## THE TASK
Output each line exactly as it appears, skipping any embedded picture.

## RAW DATA
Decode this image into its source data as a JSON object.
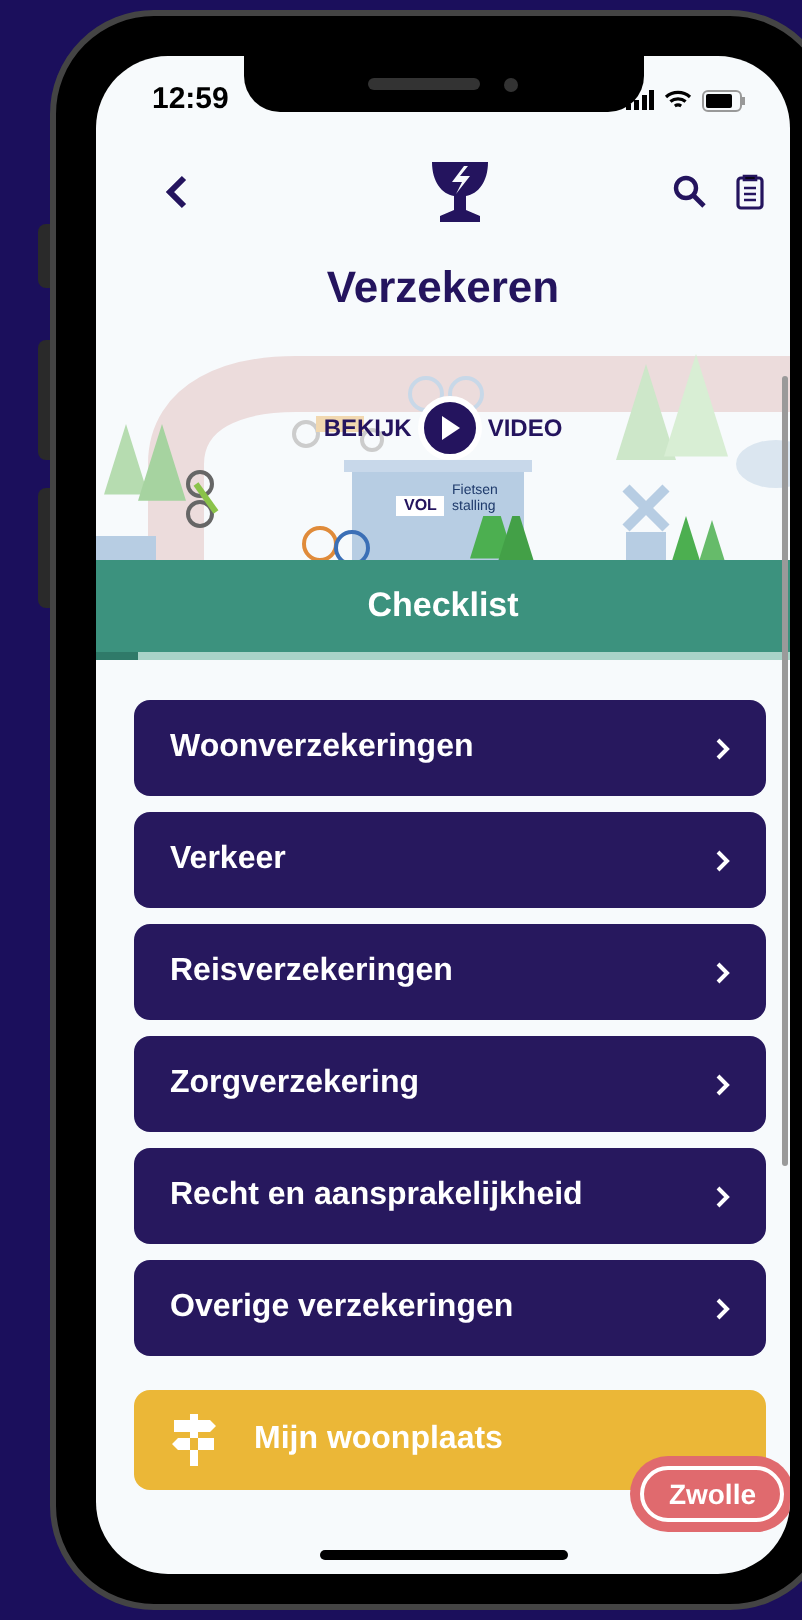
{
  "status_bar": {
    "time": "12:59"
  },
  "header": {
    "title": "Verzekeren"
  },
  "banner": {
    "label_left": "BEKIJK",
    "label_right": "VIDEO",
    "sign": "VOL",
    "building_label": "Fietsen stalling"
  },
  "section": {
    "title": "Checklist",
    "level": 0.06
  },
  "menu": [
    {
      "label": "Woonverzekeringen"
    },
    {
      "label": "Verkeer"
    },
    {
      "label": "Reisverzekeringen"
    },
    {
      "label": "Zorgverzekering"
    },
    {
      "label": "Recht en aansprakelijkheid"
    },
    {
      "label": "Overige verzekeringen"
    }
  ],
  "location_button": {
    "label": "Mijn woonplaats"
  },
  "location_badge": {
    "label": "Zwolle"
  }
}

## SOLUTION FOR THIS EXERCISE
Decode this image into its source data as a JSON object.
{
  "status_bar": {
    "time": "12:59"
  },
  "header": {
    "title": "Verzekeren"
  },
  "banner": {
    "label_left": "BEKIJK",
    "label_right": "VIDEO",
    "sign": "VOL",
    "building_label": "Fietsen stalling"
  },
  "section": {
    "title": "Checklist",
    "level": 0.06
  },
  "menu": [
    {
      "label": "Woonverzekeringen"
    },
    {
      "label": "Verkeer"
    },
    {
      "label": "Reisverzekeringen"
    },
    {
      "label": "Zorgverzekering"
    },
    {
      "label": "Recht en aansprakelijkheid"
    },
    {
      "label": "Overige verzekeringen"
    }
  ],
  "location_button": {
    "label": "Mijn woonplaats"
  },
  "location_badge": {
    "label": "Zwolle"
  }
}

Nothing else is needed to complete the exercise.